Description of the task –
Render each line of the entries as a string in a JSON list, one string per line and no strings for blank lines.

(Items listed in a dataset)
......

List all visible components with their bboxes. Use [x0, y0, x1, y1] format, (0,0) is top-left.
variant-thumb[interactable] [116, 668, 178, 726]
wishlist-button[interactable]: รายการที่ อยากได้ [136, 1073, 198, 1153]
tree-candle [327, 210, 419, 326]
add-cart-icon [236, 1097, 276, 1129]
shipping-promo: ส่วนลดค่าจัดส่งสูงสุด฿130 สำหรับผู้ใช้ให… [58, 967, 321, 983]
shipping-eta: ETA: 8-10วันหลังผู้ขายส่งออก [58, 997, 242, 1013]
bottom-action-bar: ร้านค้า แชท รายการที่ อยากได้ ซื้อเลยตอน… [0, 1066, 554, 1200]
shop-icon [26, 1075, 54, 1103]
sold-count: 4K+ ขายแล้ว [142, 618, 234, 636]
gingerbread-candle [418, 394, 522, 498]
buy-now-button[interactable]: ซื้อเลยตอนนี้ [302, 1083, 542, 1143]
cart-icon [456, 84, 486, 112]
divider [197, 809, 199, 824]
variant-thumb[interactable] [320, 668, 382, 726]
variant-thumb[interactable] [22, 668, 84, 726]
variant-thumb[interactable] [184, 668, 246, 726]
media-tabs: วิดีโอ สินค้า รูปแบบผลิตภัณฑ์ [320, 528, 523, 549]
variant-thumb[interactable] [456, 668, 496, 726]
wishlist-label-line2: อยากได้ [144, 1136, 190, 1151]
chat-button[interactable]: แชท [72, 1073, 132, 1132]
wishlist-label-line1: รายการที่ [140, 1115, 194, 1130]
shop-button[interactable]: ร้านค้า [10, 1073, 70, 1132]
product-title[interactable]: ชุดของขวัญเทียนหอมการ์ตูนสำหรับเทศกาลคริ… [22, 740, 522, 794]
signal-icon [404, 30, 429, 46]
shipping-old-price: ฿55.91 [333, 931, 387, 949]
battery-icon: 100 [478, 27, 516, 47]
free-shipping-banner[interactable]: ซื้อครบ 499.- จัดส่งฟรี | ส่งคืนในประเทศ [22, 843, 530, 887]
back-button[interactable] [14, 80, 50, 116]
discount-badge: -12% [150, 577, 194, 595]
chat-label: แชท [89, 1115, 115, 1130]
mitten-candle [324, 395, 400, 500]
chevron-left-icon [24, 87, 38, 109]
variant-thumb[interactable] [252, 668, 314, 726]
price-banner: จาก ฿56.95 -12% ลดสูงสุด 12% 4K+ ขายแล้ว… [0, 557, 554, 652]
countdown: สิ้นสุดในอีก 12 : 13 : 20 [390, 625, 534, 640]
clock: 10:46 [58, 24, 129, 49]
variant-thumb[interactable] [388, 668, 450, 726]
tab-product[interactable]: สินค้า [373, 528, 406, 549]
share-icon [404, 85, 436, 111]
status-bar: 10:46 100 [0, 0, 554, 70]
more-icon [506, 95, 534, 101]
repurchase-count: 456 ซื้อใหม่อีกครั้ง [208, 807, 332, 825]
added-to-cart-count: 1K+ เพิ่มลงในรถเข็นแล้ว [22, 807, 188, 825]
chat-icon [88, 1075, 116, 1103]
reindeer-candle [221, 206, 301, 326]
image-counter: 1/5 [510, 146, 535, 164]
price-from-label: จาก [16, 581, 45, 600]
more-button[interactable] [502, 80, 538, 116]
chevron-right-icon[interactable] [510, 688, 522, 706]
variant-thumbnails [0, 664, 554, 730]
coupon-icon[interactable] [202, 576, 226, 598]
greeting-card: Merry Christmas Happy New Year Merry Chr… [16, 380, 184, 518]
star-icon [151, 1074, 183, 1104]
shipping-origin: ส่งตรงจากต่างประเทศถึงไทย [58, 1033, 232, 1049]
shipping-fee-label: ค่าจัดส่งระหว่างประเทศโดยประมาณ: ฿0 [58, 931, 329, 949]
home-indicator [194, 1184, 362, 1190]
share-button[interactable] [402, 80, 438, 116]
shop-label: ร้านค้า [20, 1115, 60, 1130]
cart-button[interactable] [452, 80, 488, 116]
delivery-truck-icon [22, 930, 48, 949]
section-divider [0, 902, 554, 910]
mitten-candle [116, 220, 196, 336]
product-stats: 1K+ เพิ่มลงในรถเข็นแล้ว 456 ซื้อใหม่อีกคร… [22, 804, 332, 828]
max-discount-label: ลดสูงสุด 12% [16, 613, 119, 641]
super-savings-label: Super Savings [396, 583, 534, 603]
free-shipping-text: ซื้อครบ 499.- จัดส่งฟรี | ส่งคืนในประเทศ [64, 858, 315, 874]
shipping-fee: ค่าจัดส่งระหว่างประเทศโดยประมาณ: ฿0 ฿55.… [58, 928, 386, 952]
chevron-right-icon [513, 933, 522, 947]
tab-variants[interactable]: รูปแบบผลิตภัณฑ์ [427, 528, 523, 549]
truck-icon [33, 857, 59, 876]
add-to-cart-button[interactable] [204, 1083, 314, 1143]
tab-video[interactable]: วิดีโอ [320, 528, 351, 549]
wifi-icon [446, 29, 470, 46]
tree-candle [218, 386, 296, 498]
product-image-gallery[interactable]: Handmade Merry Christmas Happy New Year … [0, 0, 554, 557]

......

Solution –
[
  "List all visible components with their bboxes. Use [x0, y0, x1, y1] format, (0,0) is top-left.",
  "variant-thumb[interactable] [116, 668, 178, 726]",
  "wishlist-button[interactable]: รายการที่ อยากได้ [136, 1073, 198, 1153]",
  "tree-candle [327, 210, 419, 326]",
  "add-cart-icon [236, 1097, 276, 1129]",
  "shipping-promo: ส่วนลดค่าจัดส่งสูงสุด฿130 สำหรับผู้ใช้ให… [58, 967, 321, 983]",
  "shipping-eta: ETA: 8-10วันหลังผู้ขายส่งออก [58, 997, 242, 1013]",
  "bottom-action-bar: ร้านค้า แชท รายการที่ อยากได้ ซื้อเลยตอน… [0, 1066, 554, 1200]",
  "shop-icon [26, 1075, 54, 1103]",
  "sold-count: 4K+ ขายแล้ว [142, 618, 234, 636]",
  "gingerbread-candle [418, 394, 522, 498]",
  "buy-now-button[interactable]: ซื้อเลยตอนนี้ [302, 1083, 542, 1143]",
  "cart-icon [456, 84, 486, 112]",
  "divider [197, 809, 199, 824]",
  "variant-thumb[interactable] [320, 668, 382, 726]",
  "variant-thumb[interactable] [22, 668, 84, 726]",
  "variant-thumb[interactable] [184, 668, 246, 726]",
  "media-tabs: วิดีโอ สินค้า รูปแบบผลิตภัณฑ์ [320, 528, 523, 549]",
  "variant-thumb[interactable] [456, 668, 496, 726]",
  "wishlist-label-line2: อยากได้ [144, 1136, 190, 1151]",
  "chat-button[interactable]: แชท [72, 1073, 132, 1132]",
  "wishlist-label-line1: รายการที่ [140, 1115, 194, 1130]",
  "shop-button[interactable]: ร้านค้า [10, 1073, 70, 1132]",
  "product-title[interactable]: ชุดของขวัญเทียนหอมการ์ตูนสำหรับเทศกาลคริ… [22, 740, 522, 794]",
  "signal-icon [404, 30, 429, 46]",
  "shipping-old-price: ฿55.91 [333, 931, 387, 949]",
  "battery-icon: 100 [478, 27, 516, 47]",
  "free-shipping-banner[interactable]: ซื้อครบ 499.- จัดส่งฟรี | ส่งคืนในประเทศ [22, 843, 530, 887]",
  "back-button[interactable] [14, 80, 50, 116]",
  "discount-badge: -12% [150, 577, 194, 595]",
  "chat-label: แชท [89, 1115, 115, 1130]",
  "mitten-candle [324, 395, 400, 500]",
  "chevron-left-icon [24, 87, 38, 109]",
  "variant-thumb[interactable] [252, 668, 314, 726]",
  "price-banner: จาก ฿56.95 -12% ลดสูงสุด 12% 4K+ ขายแล้ว… [0, 557, 554, 652]",
  "countdown: สิ้นสุดในอีก 12 : 13 : 20 [390, 625, 534, 640]",
  "clock: 10:46 [58, 24, 129, 49]",
  "variant-thumb[interactable] [388, 668, 450, 726]",
  "tab-product[interactable]: สินค้า [373, 528, 406, 549]",
  "share-icon [404, 85, 436, 111]",
  "status-bar: 10:46 100 [0, 0, 554, 70]",
  "more-icon [506, 95, 534, 101]",
  "repurchase-count: 456 ซื้อใหม่อีกครั้ง [208, 807, 332, 825]",
  "added-to-cart-count: 1K+ เพิ่มลงในรถเข็นแล้ว [22, 807, 188, 825]",
  "chat-icon [88, 1075, 116, 1103]",
  "reindeer-candle [221, 206, 301, 326]",
  "image-counter: 1/5 [510, 146, 535, 164]",
  "price-from-label: จาก [16, 581, 45, 600]",
  "more-button[interactable] [502, 80, 538, 116]",
  "chevron-right-icon[interactable] [510, 688, 522, 706]",
  "variant-thumbnails [0, 664, 554, 730]",
  "coupon-icon[interactable] [202, 576, 226, 598]",
  "greeting-card: Merry Christmas Happy New Year Merry Chr… [16, 380, 184, 518]",
  "star-icon [151, 1074, 183, 1104]",
  "shipping-origin: ส่งตรงจากต่างประเทศถึงไทย [58, 1033, 232, 1049]",
  "shipping-fee-label: ค่าจัดส่งระหว่างประเทศโดยประมาณ: ฿0 [58, 931, 329, 949]",
  "home-indicator [194, 1184, 362, 1190]",
  "share-button[interactable] [402, 80, 438, 116]",
  "shop-label: ร้านค้า [20, 1115, 60, 1130]",
  "cart-button[interactable] [452, 80, 488, 116]",
  "delivery-truck-icon [22, 930, 48, 949]",
  "section-divider [0, 902, 554, 910]",
  "mitten-candle [116, 220, 196, 336]",
  "product-stats: 1K+ เพิ่มลงในรถเข็นแล้ว 456 ซื้อใหม่อีกคร… [22, 804, 332, 828]",
  "max-discount-label: ลดสูงสุด 12% [16, 613, 119, 641]",
  "super-savings-label: Super Savings [396, 583, 534, 603]",
  "free-shipping-text: ซื้อครบ 499.- จัดส่งฟรี | ส่งคืนในประเทศ [64, 858, 315, 874]",
  "shipping-fee: ค่าจัดส่งระหว่างประเทศโดยประมาณ: ฿0 ฿55.… [58, 928, 386, 952]",
  "chevron-right-icon [513, 933, 522, 947]",
  "tab-variants[interactable]: รูปแบบผลิตภัณฑ์ [427, 528, 523, 549]",
  "truck-icon [33, 857, 59, 876]",
  "add-to-cart-button[interactable] [204, 1083, 314, 1143]",
  "tab-video[interactable]: วิดีโอ [320, 528, 351, 549]",
  "wifi-icon [446, 29, 470, 46]",
  "tree-candle [218, 386, 296, 498]",
  "product-image-gallery[interactable]: Handmade Merry Christmas Happy New Year … [0, 0, 554, 557]"
]